Exercise objective
Check every line in the records below for the word "Обчисли" and report how many have it, nothing more.

(Dataset items)
━━━━━━

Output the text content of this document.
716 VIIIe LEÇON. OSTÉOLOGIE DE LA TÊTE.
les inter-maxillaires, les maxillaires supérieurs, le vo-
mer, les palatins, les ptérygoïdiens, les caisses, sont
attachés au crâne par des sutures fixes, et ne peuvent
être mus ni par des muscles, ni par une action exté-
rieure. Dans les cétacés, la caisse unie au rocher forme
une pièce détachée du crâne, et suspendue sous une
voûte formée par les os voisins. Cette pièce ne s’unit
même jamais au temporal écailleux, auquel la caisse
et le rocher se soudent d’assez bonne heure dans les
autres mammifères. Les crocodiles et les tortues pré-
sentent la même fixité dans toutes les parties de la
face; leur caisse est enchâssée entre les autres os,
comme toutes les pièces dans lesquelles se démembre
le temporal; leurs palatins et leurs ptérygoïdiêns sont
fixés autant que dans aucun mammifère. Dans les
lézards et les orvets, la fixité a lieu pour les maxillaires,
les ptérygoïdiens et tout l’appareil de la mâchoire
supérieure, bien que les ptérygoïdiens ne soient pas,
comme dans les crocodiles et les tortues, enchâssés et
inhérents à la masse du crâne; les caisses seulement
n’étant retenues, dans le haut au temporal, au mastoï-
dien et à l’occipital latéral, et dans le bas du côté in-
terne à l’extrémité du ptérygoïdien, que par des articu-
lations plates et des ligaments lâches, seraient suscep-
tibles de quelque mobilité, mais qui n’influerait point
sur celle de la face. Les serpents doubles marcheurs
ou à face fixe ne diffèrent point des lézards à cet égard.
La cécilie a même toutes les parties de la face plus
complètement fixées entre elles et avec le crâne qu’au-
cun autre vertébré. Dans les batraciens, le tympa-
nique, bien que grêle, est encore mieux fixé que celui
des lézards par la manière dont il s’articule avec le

━━━━━━

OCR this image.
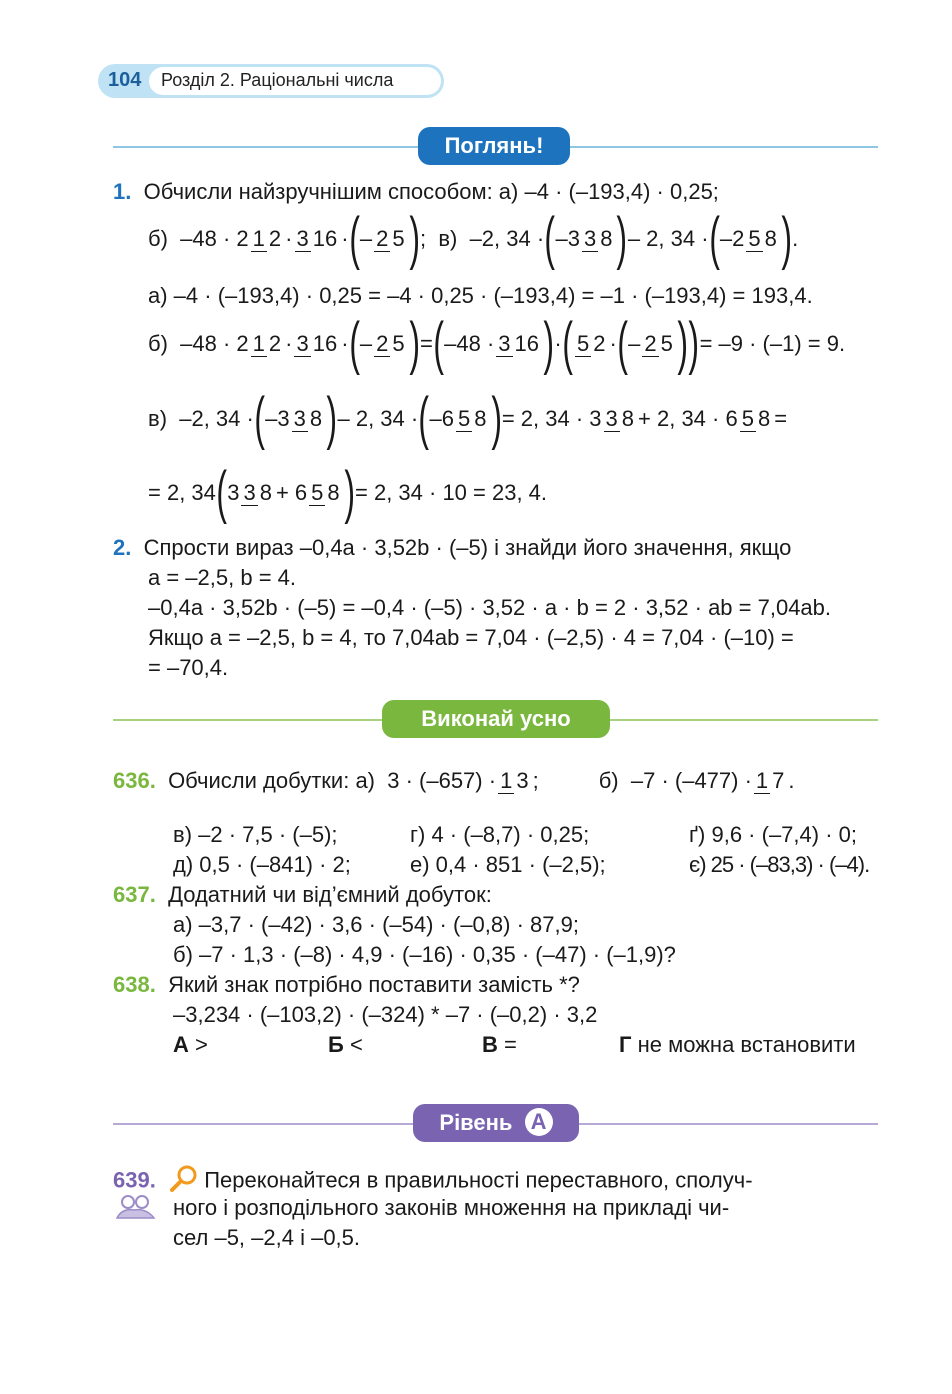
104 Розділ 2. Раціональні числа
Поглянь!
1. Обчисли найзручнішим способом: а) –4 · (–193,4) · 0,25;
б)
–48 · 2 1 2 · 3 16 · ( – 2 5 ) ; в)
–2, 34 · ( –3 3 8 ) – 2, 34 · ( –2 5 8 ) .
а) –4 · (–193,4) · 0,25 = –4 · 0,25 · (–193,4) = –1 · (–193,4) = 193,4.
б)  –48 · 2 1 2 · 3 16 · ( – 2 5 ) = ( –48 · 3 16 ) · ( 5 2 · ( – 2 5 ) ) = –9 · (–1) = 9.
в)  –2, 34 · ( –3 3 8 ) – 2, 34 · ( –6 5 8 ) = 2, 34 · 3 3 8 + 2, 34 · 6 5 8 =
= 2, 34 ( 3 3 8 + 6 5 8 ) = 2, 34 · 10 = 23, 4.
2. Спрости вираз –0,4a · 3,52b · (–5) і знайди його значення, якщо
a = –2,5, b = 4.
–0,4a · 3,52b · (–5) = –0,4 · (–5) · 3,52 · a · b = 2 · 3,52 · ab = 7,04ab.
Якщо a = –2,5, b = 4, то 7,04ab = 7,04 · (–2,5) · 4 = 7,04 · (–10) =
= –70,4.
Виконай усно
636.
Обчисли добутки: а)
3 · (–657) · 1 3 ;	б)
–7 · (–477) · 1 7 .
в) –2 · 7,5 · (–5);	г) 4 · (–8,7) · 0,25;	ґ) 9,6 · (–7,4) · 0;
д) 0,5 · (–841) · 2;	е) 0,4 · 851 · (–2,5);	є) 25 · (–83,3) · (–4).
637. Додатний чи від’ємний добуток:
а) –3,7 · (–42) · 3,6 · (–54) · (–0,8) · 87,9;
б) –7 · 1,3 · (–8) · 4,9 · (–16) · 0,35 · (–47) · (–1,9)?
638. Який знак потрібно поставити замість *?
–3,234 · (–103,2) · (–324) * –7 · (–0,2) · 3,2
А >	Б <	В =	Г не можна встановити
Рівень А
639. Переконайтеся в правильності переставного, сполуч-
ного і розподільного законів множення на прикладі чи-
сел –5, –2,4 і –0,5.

━━━━━━

The response
2